■ Task objective
Make an exact copy of all the records.

#### Records to process

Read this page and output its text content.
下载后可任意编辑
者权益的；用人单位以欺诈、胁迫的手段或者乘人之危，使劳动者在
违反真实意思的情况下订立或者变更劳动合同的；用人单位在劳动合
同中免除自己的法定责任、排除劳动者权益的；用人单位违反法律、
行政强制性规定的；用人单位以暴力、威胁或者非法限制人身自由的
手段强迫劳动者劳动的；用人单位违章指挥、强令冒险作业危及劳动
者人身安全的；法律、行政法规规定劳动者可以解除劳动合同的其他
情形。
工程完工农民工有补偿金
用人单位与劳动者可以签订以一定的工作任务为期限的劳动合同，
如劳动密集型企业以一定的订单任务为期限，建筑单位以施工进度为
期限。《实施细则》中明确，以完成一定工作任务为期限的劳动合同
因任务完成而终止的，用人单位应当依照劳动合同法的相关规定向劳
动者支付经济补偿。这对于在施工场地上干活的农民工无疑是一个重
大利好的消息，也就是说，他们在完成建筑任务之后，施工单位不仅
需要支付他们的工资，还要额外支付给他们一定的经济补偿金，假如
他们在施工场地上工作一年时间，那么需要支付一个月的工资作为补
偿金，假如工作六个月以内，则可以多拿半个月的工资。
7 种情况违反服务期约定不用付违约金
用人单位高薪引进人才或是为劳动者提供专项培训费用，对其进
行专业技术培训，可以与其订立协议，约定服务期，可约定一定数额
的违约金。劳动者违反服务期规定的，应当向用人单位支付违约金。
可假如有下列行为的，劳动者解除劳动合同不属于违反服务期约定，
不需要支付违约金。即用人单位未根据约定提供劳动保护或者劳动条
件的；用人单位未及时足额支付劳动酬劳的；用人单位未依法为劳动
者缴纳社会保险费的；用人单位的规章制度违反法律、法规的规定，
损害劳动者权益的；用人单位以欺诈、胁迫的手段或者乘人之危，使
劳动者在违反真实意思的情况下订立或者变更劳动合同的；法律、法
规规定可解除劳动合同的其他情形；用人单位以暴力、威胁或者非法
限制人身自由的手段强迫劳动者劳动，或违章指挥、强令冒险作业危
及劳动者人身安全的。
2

########

■ Reply to the exercise
Read this page and output its text content.
下载后可任意编辑
者权益的；用人单位以欺诈、胁迫的手段或者乘人之危，使劳动者在
违反真实意思的情况下订立或者变更劳动合同的；用人单位在劳动合
同中免除自己的法定责任、排除劳动者权益的；用人单位违反法律、
行政强制性规定的；用人单位以暴力、威胁或者非法限制人身自由的
手段强迫劳动者劳动的；用人单位违章指挥、强令冒险作业危及劳动
者人身安全的；法律、行政法规规定劳动者可以解除劳动合同的其他
情形。
工程完工农民工有补偿金
用人单位与劳动者可以签订以一定的工作任务为期限的劳动合同，
如劳动密集型企业以一定的订单任务为期限，建筑单位以施工进度为
期限。《实施细则》中明确，以完成一定工作任务为期限的劳动合同
因任务完成而终止的，用人单位应当依照劳动合同法的相关规定向劳
动者支付经济补偿。这对于在施工场地上干活的农民工无疑是一个重
大利好的消息，也就是说，他们在完成建筑任务之后，施工单位不仅
需要支付他们的工资，还要额外支付给他们一定的经济补偿金，假如
他们在施工场地上工作一年时间，那么需要支付一个月的工资作为补
偿金，假如工作六个月以内，则可以多拿半个月的工资。
7 种情况违反服务期约定不用付违约金
用人单位高薪引进人才或是为劳动者提供专项培训费用，对其进
行专业技术培训，可以与其订立协议，约定服务期，可约定一定数额
的违约金。劳动者违反服务期规定的，应当向用人单位支付违约金。
可假如有下列行为的，劳动者解除劳动合同不属于违反服务期约定，
不需要支付违约金。即用人单位未根据约定提供劳动保护或者劳动条
件的；用人单位未及时足额支付劳动酬劳的；用人单位未依法为劳动
者缴纳社会保险费的；用人单位的规章制度违反法律、法规的规定，
损害劳动者权益的；用人单位以欺诈、胁迫的手段或者乘人之危，使
劳动者在违反真实意思的情况下订立或者变更劳动合同的；法律、法
规规定可解除劳动合同的其他情形；用人单位以暴力、威胁或者非法
限制人身自由的手段强迫劳动者劳动，或违章指挥、强令冒险作业危
及劳动者人身安全的。
2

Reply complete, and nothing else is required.